***** DATA IN THIS EXERCISE

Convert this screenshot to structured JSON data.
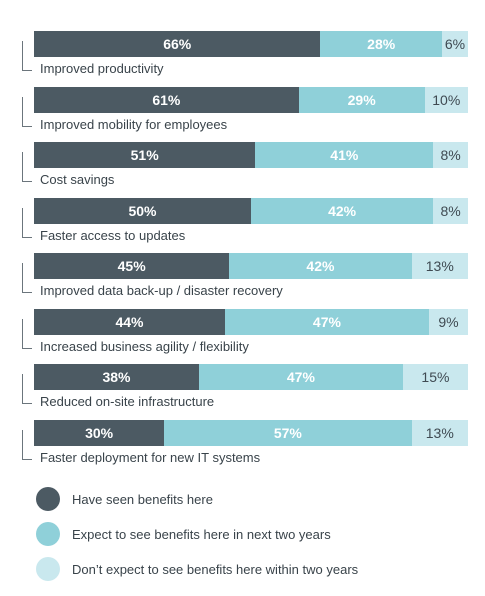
{
  "chart_data": {
    "type": "bar",
    "orientation": "horizontal",
    "stacked": true,
    "categories": [
      "Improved productivity",
      "Improved mobility for employees",
      "Cost savings",
      "Faster access to updates",
      "Improved data back-up / disaster recovery",
      "Increased business agility / flexibility",
      "Reduced on-site infrastructure",
      "Faster deployment for new IT systems"
    ],
    "series": [
      {
        "name": "Have seen benefits here",
        "color": "#4c5a63",
        "values": [
          66,
          61,
          51,
          50,
          45,
          44,
          38,
          30
        ]
      },
      {
        "name": "Expect to see benefits here in next two years",
        "color": "#8fd0d9",
        "values": [
          28,
          29,
          41,
          42,
          42,
          47,
          47,
          57
        ]
      },
      {
        "name": "Don’t expect to see benefits here within two years",
        "color": "#c9e8ee",
        "values": [
          6,
          10,
          8,
          8,
          13,
          9,
          15,
          13
        ]
      }
    ],
    "value_suffix": "%",
    "legend_position": "bottom-left",
    "grid": false
  }
}
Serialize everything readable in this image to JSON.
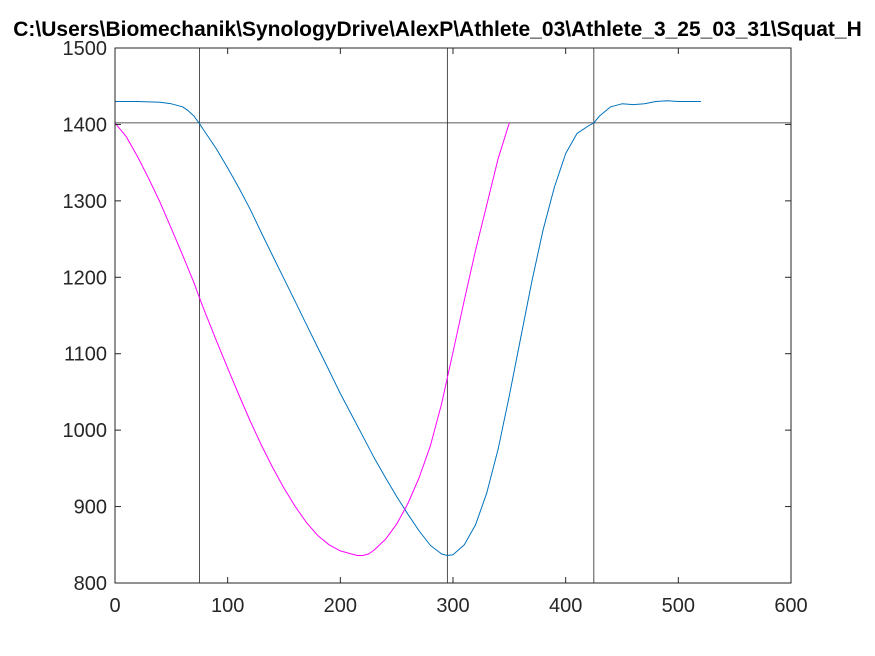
{
  "chart_data": {
    "type": "line",
    "title": "C:\\Users\\Biomechanik\\SynologyDrive\\AlexP\\Athlete_03\\Athlete_3_25_03_31\\Squat_H",
    "xlabel": "",
    "ylabel": "",
    "xlim": [
      0,
      600
    ],
    "ylim": [
      800,
      1500
    ],
    "xticks": [
      0,
      100,
      200,
      300,
      400,
      500,
      600
    ],
    "yticks": [
      800,
      900,
      1000,
      1100,
      1200,
      1300,
      1400,
      1500
    ],
    "grid": false,
    "box": true,
    "series": [
      {
        "color": "#0072BD",
        "x": [
          0,
          20,
          40,
          50,
          60,
          65,
          70,
          75,
          80,
          90,
          100,
          110,
          120,
          130,
          140,
          150,
          160,
          170,
          180,
          190,
          200,
          210,
          220,
          230,
          240,
          250,
          260,
          270,
          280,
          290,
          295,
          300,
          310,
          320,
          330,
          340,
          350,
          360,
          370,
          380,
          390,
          400,
          410,
          420,
          425,
          430,
          440,
          450,
          460,
          470,
          480,
          490,
          500,
          510,
          520
        ],
        "y": [
          1430,
          1430,
          1429,
          1427,
          1423,
          1418,
          1411,
          1401,
          1390,
          1368,
          1343,
          1317,
          1289,
          1258,
          1228,
          1198,
          1168,
          1138,
          1108,
          1078,
          1048,
          1020,
          992,
          964,
          938,
          913,
          890,
          868,
          849,
          838,
          836,
          837,
          850,
          876,
          918,
          975,
          1045,
          1120,
          1195,
          1262,
          1318,
          1362,
          1388,
          1398,
          1402,
          1411,
          1423,
          1427,
          1426,
          1427,
          1430,
          1431,
          1430,
          1430,
          1430
        ]
      },
      {
        "color": "#FF00FF",
        "x": [
          0,
          10,
          20,
          30,
          40,
          50,
          60,
          70,
          75,
          80,
          90,
          100,
          110,
          120,
          130,
          140,
          150,
          160,
          170,
          180,
          190,
          200,
          210,
          215,
          220,
          225,
          230,
          240,
          250,
          260,
          270,
          280,
          290,
          295,
          300,
          310,
          320,
          330,
          340,
          350
        ],
        "y": [
          1402,
          1384,
          1358,
          1329,
          1298,
          1264,
          1229,
          1193,
          1173,
          1154,
          1117,
          1081,
          1046,
          1012,
          980,
          951,
          924,
          900,
          879,
          862,
          850,
          842,
          838,
          836,
          836,
          838,
          843,
          857,
          877,
          904,
          938,
          980,
          1035,
          1069,
          1102,
          1170,
          1235,
          1295,
          1355,
          1402
        ]
      }
    ],
    "reference_lines": {
      "vertical_x": [
        75,
        295,
        425
      ],
      "horizontal_y": [
        1402
      ]
    }
  }
}
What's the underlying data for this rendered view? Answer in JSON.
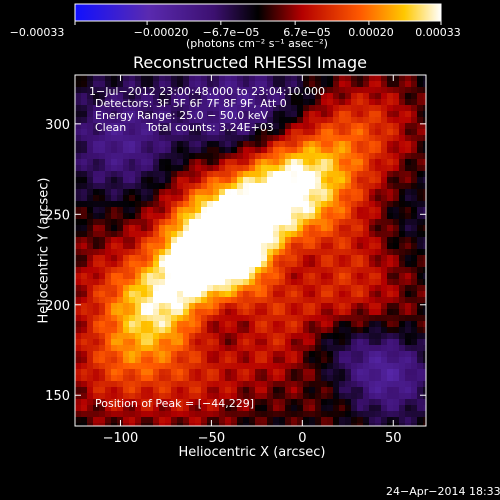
{
  "chart_data": {
    "type": "heatmap",
    "title": "Reconstructed RHESSI Image",
    "xlabel": "Heliocentric X (arcsec)",
    "ylabel": "Heliocentric Y (arcsec)",
    "xlim": [
      -125,
      68
    ],
    "ylim": [
      133,
      327
    ],
    "x_ticks": [
      -100,
      -50,
      0,
      50
    ],
    "y_ticks": [
      150,
      200,
      250,
      300
    ],
    "x_tick_labels": [
      "−100",
      "−50",
      "0",
      "50"
    ],
    "y_tick_labels": [
      "150",
      "200",
      "250",
      "300"
    ],
    "colorbar": {
      "min": -0.00033,
      "max": 0.00033,
      "ticks": [
        -0.00033,
        -0.0002,
        -6.7e-05,
        6.7e-05,
        0.0002,
        0.00033
      ],
      "tick_labels": [
        "−0.00033",
        "−0.00020",
        "−6.7e−05",
        "6.7e−05",
        "0.00020",
        "0.00033"
      ],
      "units": "(photons cm⁻² s⁻¹ asec⁻²)",
      "colormap": [
        "#1010ff",
        "#5a2ab0",
        "#3c1070",
        "#000000",
        "#b40000",
        "#ff5a00",
        "#ffc800",
        "#ffffff"
      ]
    },
    "annotations": {
      "time_range": "1−Jul−2012 23:00:48.000 to 23:04:10.000",
      "detectors": "Detectors: 3F 5F 6F 7F 8F 9F, Att 0",
      "energy": "Energy Range: 25.0 − 50.0 keV",
      "clean": "Clean",
      "counts": "Total counts: 3.24E+03",
      "peak": "Position of Peak = [−44,229]"
    },
    "peak_position": [
      -44,
      229
    ]
  },
  "footer": {
    "timestamp": "24−Apr−2014 18:33"
  }
}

**********

__TASK TO COMPLETE__
From the material above, copy everything exactly but the pictures.

__OUTPUT OF THE TASK__
Convert this screenshot to structured JSON data.
{
  "chart_data": {
    "type": "bar",
    "orientation": "horizontal",
    "stacked": true,
    "categories": [
      "Improved productivity",
      "Improved mobility for employees",
      "Cost savings",
      "Faster access to updates",
      "Improved data back-up / disaster recovery",
      "Increased business agility / flexibility",
      "Reduced on-site infrastructure",
      "Faster deployment for new IT systems"
    ],
    "series": [
      {
        "name": "Have seen benefits here",
        "color": "#4c5a63",
        "values": [
          66,
          61,
          51,
          50,
          45,
          44,
          38,
          30
        ]
      },
      {
        "name": "Expect to see benefits here in next two years",
        "color": "#8fd0d9",
        "values": [
          28,
          29,
          41,
          42,
          42,
          47,
          47,
          57
        ]
      },
      {
        "name": "Don’t expect to see benefits here within two years",
        "color": "#c9e8ee",
        "values": [
          6,
          10,
          8,
          8,
          13,
          9,
          15,
          13
        ]
      }
    ],
    "value_suffix": "%",
    "legend_position": "bottom-left",
    "grid": false
  }
}
Serialize everything readable in this image to JSON.
{
  "chart_data": {
    "type": "line",
    "title": "C:\\Users\\Biomechanik\\SynologyDrive\\AlexP\\Athlete_03\\Athlete_3_25_03_31\\Squat_H",
    "xlabel": "",
    "ylabel": "",
    "xlim": [
      0,
      600
    ],
    "ylim": [
      800,
      1500
    ],
    "xticks": [
      0,
      100,
      200,
      300,
      400,
      500,
      600
    ],
    "yticks": [
      800,
      900,
      1000,
      1100,
      1200,
      1300,
      1400,
      1500
    ],
    "grid": false,
    "box": true,
    "series": [
      {
        "color": "#0072BD",
        "x": [
          0,
          20,
          40,
          50,
          60,
          65,
          70,
          75,
          80,
          90,
          100,
          110,
          120,
          130,
          140,
          150,
          160,
          170,
          180,
          190,
          200,
          210,
          220,
          230,
          240,
          250,
          260,
          270,
          280,
          290,
          295,
          300,
          310,
          320,
          330,
          340,
          350,
          360,
          370,
          380,
          390,
          400,
          410,
          420,
          425,
          430,
          440,
          450,
          460,
          470,
          480,
          490,
          500,
          510,
          520
        ],
        "y": [
          1430,
          1430,
          1429,
          1427,
          1423,
          1418,
          1411,
          1401,
          1390,
          1368,
          1343,
          1317,
          1289,
          1258,
          1228,
          1198,
          1168,
          1138,
          1108,
          1078,
          1048,
          1020,
          992,
          964,
          938,
          913,
          890,
          868,
          849,
          838,
          836,
          837,
          850,
          876,
          918,
          975,
          1045,
          1120,
          1195,
          1262,
          1318,
          1362,
          1388,
          1398,
          1402,
          1411,
          1423,
          1427,
          1426,
          1427,
          1430,
          1431,
          1430,
          1430,
          1430
        ]
      },
      {
        "color": "#FF00FF",
        "x": [
          0,
          10,
          20,
          30,
          40,
          50,
          60,
          70,
          75,
          80,
          90,
          100,
          110,
          120,
          130,
          140,
          150,
          160,
          170,
          180,
          190,
          200,
          210,
          215,
          220,
          225,
          230,
          240,
          250,
          260,
          270,
          280,
          290,
          295,
          300,
          310,
          320,
          330,
          340,
          350
        ],
        "y": [
          1402,
          1384,
          1358,
          1329,
          1298,
          1264,
          1229,
          1193,
          1173,
          1154,
          1117,
          1081,
          1046,
          1012,
          980,
          951,
          924,
          900,
          879,
          862,
          850,
          842,
          838,
          836,
          836,
          838,
          843,
          857,
          877,
          904,
          938,
          980,
          1035,
          1069,
          1102,
          1170,
          1235,
          1295,
          1355,
          1402
        ]
      }
    ],
    "reference_lines": {
      "vertical_x": [
        75,
        295,
        425
      ],
      "horizontal_y": [
        1402
      ]
    }
  }
}
What's the underlying data for this rendered view? Answer in JSON.
{
  "chart_data": {
    "type": "heatmap",
    "title": "Reconstructed RHESSI Image",
    "xlabel": "Heliocentric X (arcsec)",
    "ylabel": "Heliocentric Y (arcsec)",
    "xlim": [
      -125,
      68
    ],
    "ylim": [
      133,
      327
    ],
    "x_ticks": [
      -100,
      -50,
      0,
      50
    ],
    "y_ticks": [
      150,
      200,
      250,
      300
    ],
    "x_tick_labels": [
      "−100",
      "−50",
      "0",
      "50"
    ],
    "y_tick_labels": [
      "150",
      "200",
      "250",
      "300"
    ],
    "colorbar": {
      "min": -0.00033,
      "max": 0.00033,
      "ticks": [
        -0.00033,
        -0.0002,
        -6.7e-05,
        6.7e-05,
        0.0002,
        0.00033
      ],
      "tick_labels": [
        "−0.00033",
        "−0.00020",
        "−6.7e−05",
        "6.7e−05",
        "0.00020",
        "0.00033"
      ],
      "units": "(photons cm⁻² s⁻¹ asec⁻²)",
      "colormap": [
        "#1010ff",
        "#5a2ab0",
        "#3c1070",
        "#000000",
        "#b40000",
        "#ff5a00",
        "#ffc800",
        "#ffffff"
      ]
    },
    "annotations": {
      "time_range": "1−Jul−2012 23:00:48.000 to 23:04:10.000",
      "detectors": "Detectors: 3F 5F 6F 7F 8F 9F, Att 0",
      "energy": "Energy Range: 25.0 − 50.0 keV",
      "clean": "Clean",
      "counts": "Total counts: 3.24E+03",
      "peak": "Position of Peak = [−44,229]"
    },
    "peak_position": [
      -44,
      229
    ]
  },
  "footer": {
    "timestamp": "24−Apr−2014 18:33"
  }
}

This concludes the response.